• SHORT EXERCISE: Return the entries below verbatim. Pictures stay out.

[Collected data]
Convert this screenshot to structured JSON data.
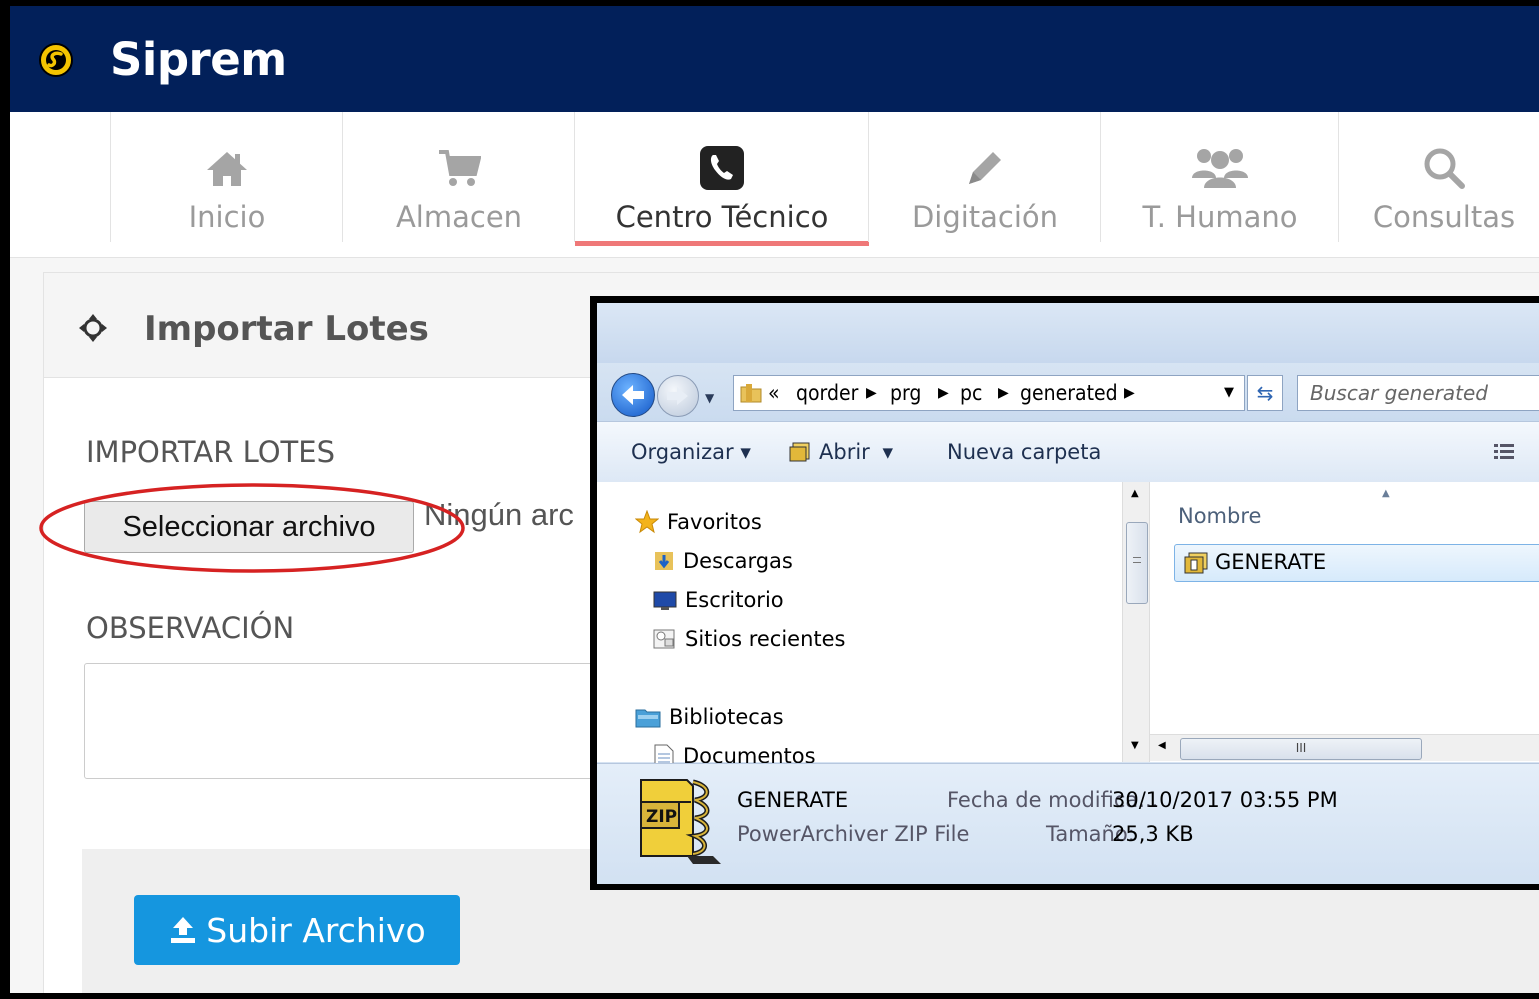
{
  "app": {
    "brand": "Siprem",
    "colors": {
      "header_bg": "#02205a",
      "accent_underline": "#ef7878",
      "upload_button": "#1596df",
      "highlight_ellipse": "#d22"
    }
  },
  "nav": {
    "items": [
      {
        "label": "Inicio",
        "icon": "home-icon"
      },
      {
        "label": "Almacen",
        "icon": "cart-icon"
      },
      {
        "label": "Centro Técnico",
        "icon": "phone-icon",
        "active": true
      },
      {
        "label": "Digitación",
        "icon": "pencil-icon"
      },
      {
        "label": "T. Humano",
        "icon": "users-icon"
      },
      {
        "label": "Consultas",
        "icon": "search-icon"
      }
    ]
  },
  "panel": {
    "title": "Importar Lotes",
    "import_label": "IMPORTAR LOTES",
    "select_button": "Seleccionar archivo",
    "no_file_text": "Ningún arc",
    "obs_label": "OBSERVACIÓN",
    "upload_button": "Subir Archivo"
  },
  "dialog": {
    "breadcrumb": {
      "prefix": "«",
      "parts": [
        "qorder",
        "prg",
        "pc",
        "generated"
      ]
    },
    "search_placeholder": "Buscar generated",
    "commands": {
      "organize": "Organizar",
      "open": "Abrir",
      "new_folder": "Nueva carpeta"
    },
    "tree": {
      "favorites": "Favoritos",
      "downloads": "Descargas",
      "desktop": "Escritorio",
      "recent": "Sitios recientes",
      "libraries": "Bibliotecas",
      "documents": "Documentos"
    },
    "column_name": "Nombre",
    "file_name": "GENERATE",
    "details": {
      "name": "GENERATE",
      "type": "PowerArchiver ZIP File",
      "modified_label": "Fecha de modifica...",
      "modified_value": "30/10/2017 03:55 PM",
      "size_label": "Tamaño:",
      "size_value": "25,3 KB",
      "zip_glyph": "ZIP"
    }
  }
}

• ANSWER FOR THIS EXERCISE:
Convert this screenshot to structured JSON data.
{
  "app": {
    "brand": "Siprem",
    "colors": {
      "header_bg": "#02205a",
      "accent_underline": "#ef7878",
      "upload_button": "#1596df",
      "highlight_ellipse": "#d22"
    }
  },
  "nav": {
    "items": [
      {
        "label": "Inicio",
        "icon": "home-icon"
      },
      {
        "label": "Almacen",
        "icon": "cart-icon"
      },
      {
        "label": "Centro Técnico",
        "icon": "phone-icon",
        "active": true
      },
      {
        "label": "Digitación",
        "icon": "pencil-icon"
      },
      {
        "label": "T. Humano",
        "icon": "users-icon"
      },
      {
        "label": "Consultas",
        "icon": "search-icon"
      }
    ]
  },
  "panel": {
    "title": "Importar Lotes",
    "import_label": "IMPORTAR LOTES",
    "select_button": "Seleccionar archivo",
    "no_file_text": "Ningún arc",
    "obs_label": "OBSERVACIÓN",
    "upload_button": "Subir Archivo"
  },
  "dialog": {
    "breadcrumb": {
      "prefix": "«",
      "parts": [
        "qorder",
        "prg",
        "pc",
        "generated"
      ]
    },
    "search_placeholder": "Buscar generated",
    "commands": {
      "organize": "Organizar",
      "open": "Abrir",
      "new_folder": "Nueva carpeta"
    },
    "tree": {
      "favorites": "Favoritos",
      "downloads": "Descargas",
      "desktop": "Escritorio",
      "recent": "Sitios recientes",
      "libraries": "Bibliotecas",
      "documents": "Documentos"
    },
    "column_name": "Nombre",
    "file_name": "GENERATE",
    "details": {
      "name": "GENERATE",
      "type": "PowerArchiver ZIP File",
      "modified_label": "Fecha de modifica...",
      "modified_value": "30/10/2017 03:55 PM",
      "size_label": "Tamaño:",
      "size_value": "25,3 KB",
      "zip_glyph": "ZIP"
    }
  }
}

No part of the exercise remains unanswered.